→ **What to do**: Reply with one number: how many lines contain the word "title".

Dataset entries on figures
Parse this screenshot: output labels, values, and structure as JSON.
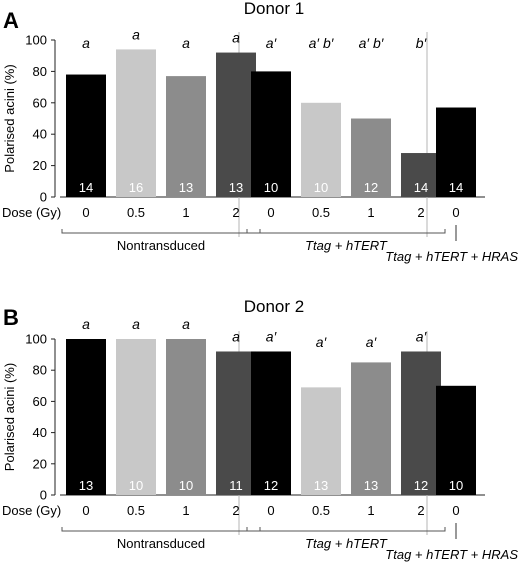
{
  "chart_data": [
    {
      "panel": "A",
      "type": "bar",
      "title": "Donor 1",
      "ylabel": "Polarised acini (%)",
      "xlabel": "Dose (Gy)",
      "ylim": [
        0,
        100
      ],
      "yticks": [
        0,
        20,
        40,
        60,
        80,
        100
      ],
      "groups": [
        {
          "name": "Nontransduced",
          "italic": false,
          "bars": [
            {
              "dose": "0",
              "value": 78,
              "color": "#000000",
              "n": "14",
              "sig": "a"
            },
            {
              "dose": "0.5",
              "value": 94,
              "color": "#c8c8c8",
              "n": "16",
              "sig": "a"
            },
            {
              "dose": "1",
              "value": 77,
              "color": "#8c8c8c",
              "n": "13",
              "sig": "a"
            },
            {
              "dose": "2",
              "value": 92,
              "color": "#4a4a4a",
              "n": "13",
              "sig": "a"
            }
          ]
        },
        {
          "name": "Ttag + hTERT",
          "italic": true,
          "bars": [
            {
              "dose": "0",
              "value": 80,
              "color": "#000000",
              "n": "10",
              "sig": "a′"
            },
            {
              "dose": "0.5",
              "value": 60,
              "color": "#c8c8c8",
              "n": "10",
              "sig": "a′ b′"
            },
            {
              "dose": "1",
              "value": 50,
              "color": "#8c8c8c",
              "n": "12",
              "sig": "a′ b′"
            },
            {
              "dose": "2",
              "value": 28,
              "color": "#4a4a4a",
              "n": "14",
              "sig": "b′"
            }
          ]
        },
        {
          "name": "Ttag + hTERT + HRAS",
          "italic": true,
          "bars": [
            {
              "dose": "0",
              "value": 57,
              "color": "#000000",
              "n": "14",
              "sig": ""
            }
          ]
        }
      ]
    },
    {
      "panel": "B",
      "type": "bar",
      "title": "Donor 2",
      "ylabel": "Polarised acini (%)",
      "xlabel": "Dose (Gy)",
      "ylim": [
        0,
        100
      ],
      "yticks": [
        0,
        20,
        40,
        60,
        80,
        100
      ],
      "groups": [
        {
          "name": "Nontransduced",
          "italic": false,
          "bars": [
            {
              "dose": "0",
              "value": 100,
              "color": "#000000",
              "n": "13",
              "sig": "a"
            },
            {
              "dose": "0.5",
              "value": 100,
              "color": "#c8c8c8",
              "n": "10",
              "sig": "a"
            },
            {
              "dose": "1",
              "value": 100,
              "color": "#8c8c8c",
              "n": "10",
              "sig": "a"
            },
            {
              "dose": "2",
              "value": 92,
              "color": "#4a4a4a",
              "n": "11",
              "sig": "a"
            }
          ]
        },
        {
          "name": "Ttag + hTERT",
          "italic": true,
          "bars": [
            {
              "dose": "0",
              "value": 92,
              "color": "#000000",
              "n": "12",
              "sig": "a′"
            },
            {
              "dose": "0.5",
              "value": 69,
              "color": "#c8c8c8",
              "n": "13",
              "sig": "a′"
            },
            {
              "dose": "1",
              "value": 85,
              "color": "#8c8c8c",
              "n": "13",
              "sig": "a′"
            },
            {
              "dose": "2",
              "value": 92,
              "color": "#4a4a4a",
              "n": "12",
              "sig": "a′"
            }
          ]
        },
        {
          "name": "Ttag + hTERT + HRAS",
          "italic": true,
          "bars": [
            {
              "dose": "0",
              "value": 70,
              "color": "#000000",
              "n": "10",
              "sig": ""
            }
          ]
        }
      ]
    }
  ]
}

* * *

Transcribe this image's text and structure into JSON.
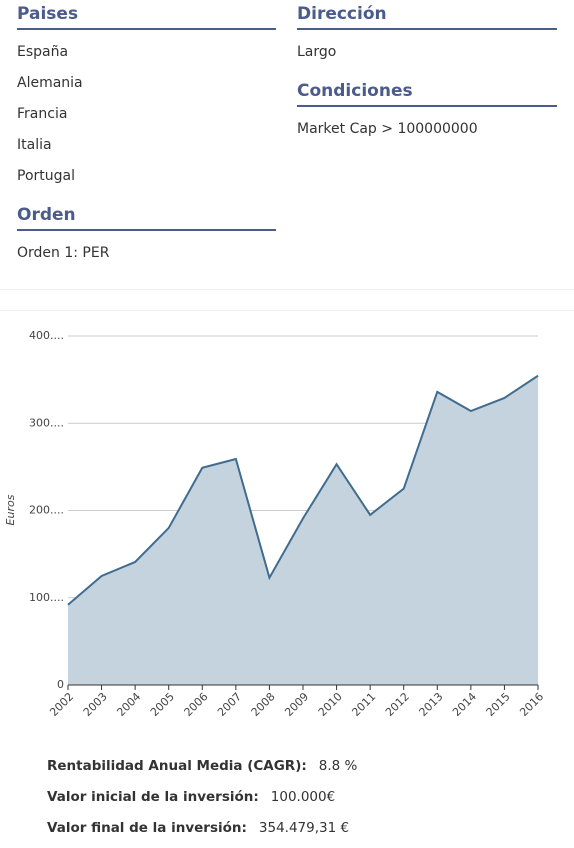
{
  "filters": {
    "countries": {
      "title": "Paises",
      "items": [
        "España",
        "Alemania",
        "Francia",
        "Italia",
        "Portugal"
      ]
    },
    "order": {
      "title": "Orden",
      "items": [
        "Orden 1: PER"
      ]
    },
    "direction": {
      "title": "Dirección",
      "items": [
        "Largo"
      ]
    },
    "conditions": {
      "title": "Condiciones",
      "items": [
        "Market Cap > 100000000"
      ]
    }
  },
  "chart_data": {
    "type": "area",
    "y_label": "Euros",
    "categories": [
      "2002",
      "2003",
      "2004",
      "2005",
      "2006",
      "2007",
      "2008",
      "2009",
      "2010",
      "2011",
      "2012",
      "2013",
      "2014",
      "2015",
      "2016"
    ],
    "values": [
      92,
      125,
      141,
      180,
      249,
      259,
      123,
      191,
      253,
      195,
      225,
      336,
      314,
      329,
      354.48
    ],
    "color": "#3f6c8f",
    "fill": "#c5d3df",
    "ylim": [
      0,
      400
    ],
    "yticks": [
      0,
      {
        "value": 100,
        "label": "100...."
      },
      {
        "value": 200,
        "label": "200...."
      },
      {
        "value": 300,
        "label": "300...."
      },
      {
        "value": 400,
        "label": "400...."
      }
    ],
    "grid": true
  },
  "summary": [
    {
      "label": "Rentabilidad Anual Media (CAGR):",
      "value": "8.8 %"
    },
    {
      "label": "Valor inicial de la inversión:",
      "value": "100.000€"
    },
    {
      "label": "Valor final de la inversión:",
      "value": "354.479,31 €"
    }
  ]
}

→ **Written reply**: 6